Task brief: Go through each line of the records below and count those with the word "placeholder"; give only the total.

Record set:
--------------------------------

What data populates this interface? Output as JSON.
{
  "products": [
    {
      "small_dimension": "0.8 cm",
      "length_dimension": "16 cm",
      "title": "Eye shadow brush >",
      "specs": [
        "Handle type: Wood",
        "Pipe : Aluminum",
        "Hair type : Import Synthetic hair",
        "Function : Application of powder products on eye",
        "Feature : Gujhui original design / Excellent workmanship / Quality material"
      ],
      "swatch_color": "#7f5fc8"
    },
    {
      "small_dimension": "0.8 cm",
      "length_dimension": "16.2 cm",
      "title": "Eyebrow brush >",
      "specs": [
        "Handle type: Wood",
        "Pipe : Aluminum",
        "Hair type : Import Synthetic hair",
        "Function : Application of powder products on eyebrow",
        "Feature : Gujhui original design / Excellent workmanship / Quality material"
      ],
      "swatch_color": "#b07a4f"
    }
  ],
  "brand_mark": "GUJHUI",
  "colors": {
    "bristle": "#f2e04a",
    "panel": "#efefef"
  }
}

--------------------------------

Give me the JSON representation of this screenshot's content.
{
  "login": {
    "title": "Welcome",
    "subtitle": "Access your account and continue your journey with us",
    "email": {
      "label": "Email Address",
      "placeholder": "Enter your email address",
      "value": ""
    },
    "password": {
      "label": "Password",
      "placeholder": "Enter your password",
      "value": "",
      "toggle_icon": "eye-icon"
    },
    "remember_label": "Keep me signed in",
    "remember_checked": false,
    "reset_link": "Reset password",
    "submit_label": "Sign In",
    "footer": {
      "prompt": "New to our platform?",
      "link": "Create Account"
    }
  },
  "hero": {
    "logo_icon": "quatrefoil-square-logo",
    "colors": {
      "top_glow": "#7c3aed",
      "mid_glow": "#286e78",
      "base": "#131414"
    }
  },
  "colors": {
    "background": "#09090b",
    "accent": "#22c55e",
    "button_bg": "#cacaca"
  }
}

--------------------------------

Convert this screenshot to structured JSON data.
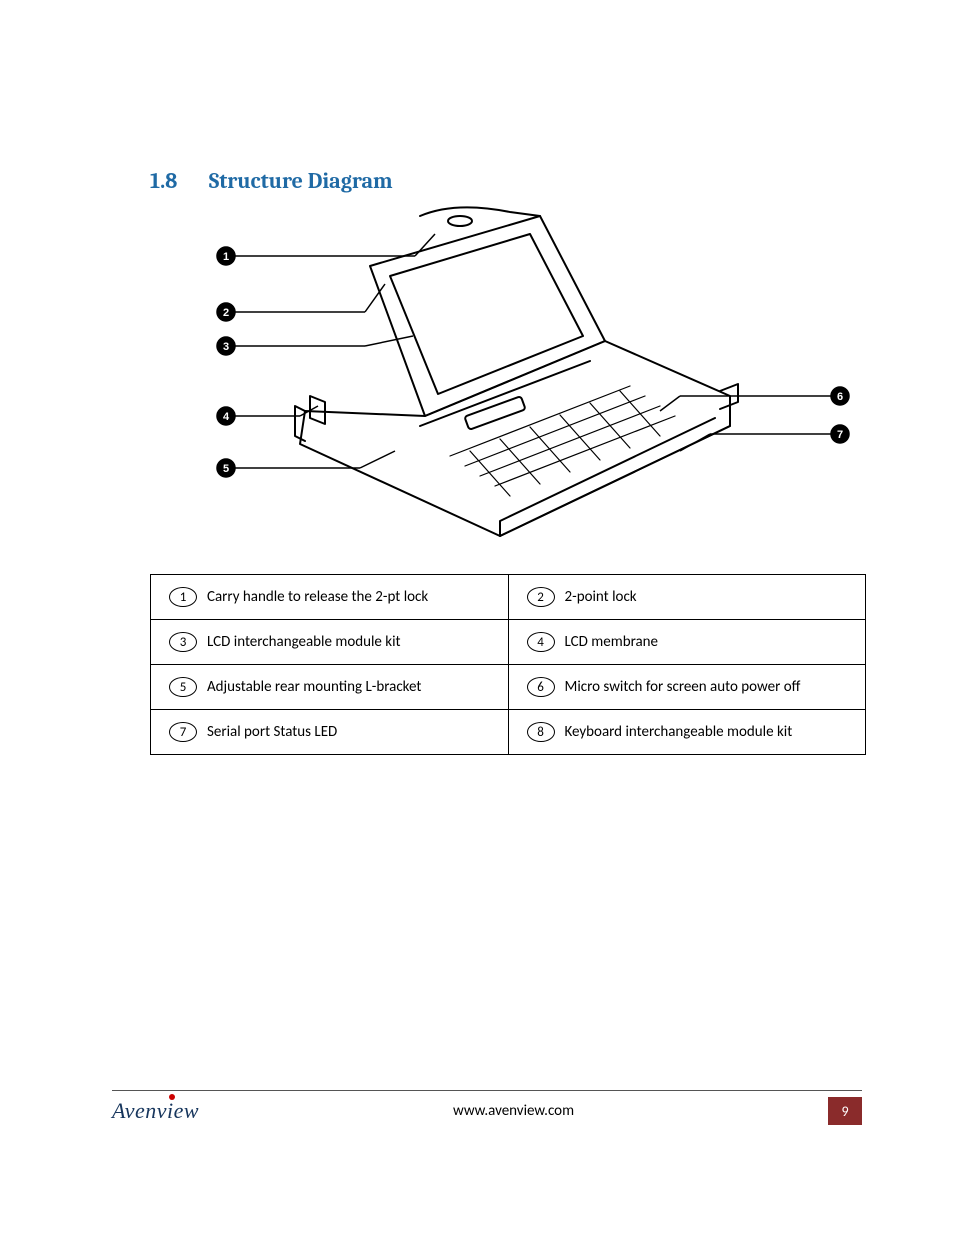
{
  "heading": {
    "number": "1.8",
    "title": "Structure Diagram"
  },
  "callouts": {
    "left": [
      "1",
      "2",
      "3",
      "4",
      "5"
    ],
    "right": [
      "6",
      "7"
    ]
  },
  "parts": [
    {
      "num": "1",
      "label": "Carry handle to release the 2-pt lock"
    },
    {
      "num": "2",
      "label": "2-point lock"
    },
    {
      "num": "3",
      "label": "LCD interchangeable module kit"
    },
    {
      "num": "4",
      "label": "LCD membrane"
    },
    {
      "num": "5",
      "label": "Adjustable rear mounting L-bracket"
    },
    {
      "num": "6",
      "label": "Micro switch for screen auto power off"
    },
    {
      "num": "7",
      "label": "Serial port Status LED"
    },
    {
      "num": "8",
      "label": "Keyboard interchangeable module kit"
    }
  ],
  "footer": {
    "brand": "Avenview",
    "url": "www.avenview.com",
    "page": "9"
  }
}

--------------------------------

Finished answer: 2